Repeat the lines that follow, leaving nothing out.

§ Records:

|---|

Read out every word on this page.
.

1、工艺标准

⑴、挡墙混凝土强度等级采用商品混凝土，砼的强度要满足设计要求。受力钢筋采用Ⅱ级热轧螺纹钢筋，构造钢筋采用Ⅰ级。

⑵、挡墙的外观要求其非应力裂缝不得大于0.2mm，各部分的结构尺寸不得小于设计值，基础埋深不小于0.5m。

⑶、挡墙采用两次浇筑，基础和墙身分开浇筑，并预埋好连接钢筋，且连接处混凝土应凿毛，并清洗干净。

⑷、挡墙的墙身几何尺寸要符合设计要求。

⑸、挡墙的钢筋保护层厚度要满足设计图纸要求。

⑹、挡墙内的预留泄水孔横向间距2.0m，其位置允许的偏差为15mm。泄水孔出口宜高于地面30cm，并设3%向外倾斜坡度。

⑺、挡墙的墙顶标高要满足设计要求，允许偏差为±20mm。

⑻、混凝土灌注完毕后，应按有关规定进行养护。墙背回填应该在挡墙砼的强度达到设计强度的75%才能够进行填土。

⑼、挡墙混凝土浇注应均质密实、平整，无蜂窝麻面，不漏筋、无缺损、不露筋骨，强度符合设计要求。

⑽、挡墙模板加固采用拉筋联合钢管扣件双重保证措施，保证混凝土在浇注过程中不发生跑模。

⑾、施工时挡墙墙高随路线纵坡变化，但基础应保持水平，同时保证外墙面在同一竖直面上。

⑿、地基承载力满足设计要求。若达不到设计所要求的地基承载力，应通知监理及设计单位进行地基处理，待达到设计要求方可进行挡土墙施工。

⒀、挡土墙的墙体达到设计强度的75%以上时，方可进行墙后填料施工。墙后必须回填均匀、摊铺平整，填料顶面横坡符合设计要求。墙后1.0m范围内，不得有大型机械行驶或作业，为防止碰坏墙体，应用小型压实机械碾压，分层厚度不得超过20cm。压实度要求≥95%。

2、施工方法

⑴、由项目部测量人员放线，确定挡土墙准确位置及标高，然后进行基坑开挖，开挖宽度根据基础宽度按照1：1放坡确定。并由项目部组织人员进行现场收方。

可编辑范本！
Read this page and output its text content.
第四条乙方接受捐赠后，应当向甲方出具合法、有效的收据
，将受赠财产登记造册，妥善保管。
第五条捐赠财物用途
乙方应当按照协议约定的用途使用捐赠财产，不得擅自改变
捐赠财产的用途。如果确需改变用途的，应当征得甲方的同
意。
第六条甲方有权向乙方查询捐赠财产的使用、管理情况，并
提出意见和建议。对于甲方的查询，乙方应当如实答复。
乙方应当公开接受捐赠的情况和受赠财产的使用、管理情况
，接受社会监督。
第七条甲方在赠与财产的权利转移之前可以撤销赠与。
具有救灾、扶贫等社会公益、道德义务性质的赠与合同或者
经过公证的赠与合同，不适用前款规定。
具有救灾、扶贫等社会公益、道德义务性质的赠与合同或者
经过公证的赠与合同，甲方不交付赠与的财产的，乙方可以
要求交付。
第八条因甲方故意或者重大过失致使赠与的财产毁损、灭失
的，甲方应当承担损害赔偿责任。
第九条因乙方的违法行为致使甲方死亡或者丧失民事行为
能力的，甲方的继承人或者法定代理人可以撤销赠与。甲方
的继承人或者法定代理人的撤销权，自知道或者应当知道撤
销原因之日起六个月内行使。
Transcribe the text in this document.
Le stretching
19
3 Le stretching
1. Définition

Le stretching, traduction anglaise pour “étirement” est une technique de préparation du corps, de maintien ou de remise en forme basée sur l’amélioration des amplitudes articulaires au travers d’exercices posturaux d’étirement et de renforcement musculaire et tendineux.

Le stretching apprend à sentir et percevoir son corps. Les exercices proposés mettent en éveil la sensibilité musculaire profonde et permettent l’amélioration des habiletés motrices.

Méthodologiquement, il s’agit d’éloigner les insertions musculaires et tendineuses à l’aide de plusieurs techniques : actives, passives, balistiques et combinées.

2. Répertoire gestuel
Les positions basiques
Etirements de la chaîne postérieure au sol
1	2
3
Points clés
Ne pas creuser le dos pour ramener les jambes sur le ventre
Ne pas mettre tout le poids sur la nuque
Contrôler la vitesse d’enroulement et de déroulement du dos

|---|

§ Reply to the task:
Read out every word on this page.
.

1、工艺标准

⑴、挡墙混凝土强度等级采用商品混凝土，砼的强度要满足设计要求。受力钢筋采用Ⅱ级热轧螺纹钢筋，构造钢筋采用Ⅰ级。

⑵、挡墙的外观要求其非应力裂缝不得大于0.2mm，各部分的结构尺寸不得小于设计值，基础埋深不小于0.5m。

⑶、挡墙采用两次浇筑，基础和墙身分开浇筑，并预埋好连接钢筋，且连接处混凝土应凿毛，并清洗干净。

⑷、挡墙的墙身几何尺寸要符合设计要求。

⑸、挡墙的钢筋保护层厚度要满足设计图纸要求。

⑹、挡墙内的预留泄水孔横向间距2.0m，其位置允许的偏差为15mm。泄水孔出口宜高于地面30cm，并设3%向外倾斜坡度。

⑺、挡墙的墙顶标高要满足设计要求，允许偏差为±20mm。

⑻、混凝土灌注完毕后，应按有关规定进行养护。墙背回填应该在挡墙砼的强度达到设计强度的75%才能够进行填土。

⑼、挡墙混凝土浇注应均质密实、平整，无蜂窝麻面，不漏筋、无缺损、不露筋骨，强度符合设计要求。

⑽、挡墙模板加固采用拉筋联合钢管扣件双重保证措施，保证混凝土在浇注过程中不发生跑模。

⑾、施工时挡墙墙高随路线纵坡变化，但基础应保持水平，同时保证外墙面在同一竖直面上。

⑿、地基承载力满足设计要求。若达不到设计所要求的地基承载力，应通知监理及设计单位进行地基处理，待达到设计要求方可进行挡土墙施工。

⒀、挡土墙的墙体达到设计强度的75%以上时，方可进行墙后填料施工。墙后必须回填均匀、摊铺平整，填料顶面横坡符合设计要求。墙后1.0m范围内，不得有大型机械行驶或作业，为防止碰坏墙体，应用小型压实机械碾压，分层厚度不得超过20cm。压实度要求≥95%。

2、施工方法

⑴、由项目部测量人员放线，确定挡土墙准确位置及标高，然后进行基坑开挖，开挖宽度根据基础宽度按照1：1放坡确定。并由项目部组织人员进行现场收方。

可编辑范本！
Read this page and output its text content.
第四条乙方接受捐赠后，应当向甲方出具合法、有效的收据
，将受赠财产登记造册，妥善保管。
第五条捐赠财物用途
乙方应当按照协议约定的用途使用捐赠财产，不得擅自改变
捐赠财产的用途。如果确需改变用途的，应当征得甲方的同
意。
第六条甲方有权向乙方查询捐赠财产的使用、管理情况，并
提出意见和建议。对于甲方的查询，乙方应当如实答复。
乙方应当公开接受捐赠的情况和受赠财产的使用、管理情况
，接受社会监督。
第七条甲方在赠与财产的权利转移之前可以撤销赠与。
具有救灾、扶贫等社会公益、道德义务性质的赠与合同或者
经过公证的赠与合同，不适用前款规定。
具有救灾、扶贫等社会公益、道德义务性质的赠与合同或者
经过公证的赠与合同，甲方不交付赠与的财产的，乙方可以
要求交付。
第八条因甲方故意或者重大过失致使赠与的财产毁损、灭失
的，甲方应当承担损害赔偿责任。
第九条因乙方的违法行为致使甲方死亡或者丧失民事行为
能力的，甲方的继承人或者法定代理人可以撤销赠与。甲方
的继承人或者法定代理人的撤销权，自知道或者应当知道撤
销原因之日起六个月内行使。
Transcribe the text in this document.
Le stretching
19
3 Le stretching
1. Définition

Le stretching, traduction anglaise pour “étirement” est une technique de préparation du corps, de maintien ou de remise en forme basée sur l’amélioration des amplitudes articulaires au travers d’exercices posturaux d’étirement et de renforcement musculaire et tendineux.

Le stretching apprend à sentir et percevoir son corps. Les exercices proposés mettent en éveil la sensibilité musculaire profonde et permettent l’amélioration des habiletés motrices.

Méthodologiquement, il s’agit d’éloigner les insertions musculaires et tendineuses à l’aide de plusieurs techniques : actives, passives, balistiques et combinées.

2. Répertoire gestuel
Les positions basiques
Etirements de la chaîne postérieure au sol
1	2
3
Points clés
Ne pas creuser le dos pour ramener les jambes sur le ventre
Ne pas mettre tout le poids sur la nuque
Contrôler la vitesse d’enroulement et de déroulement du dos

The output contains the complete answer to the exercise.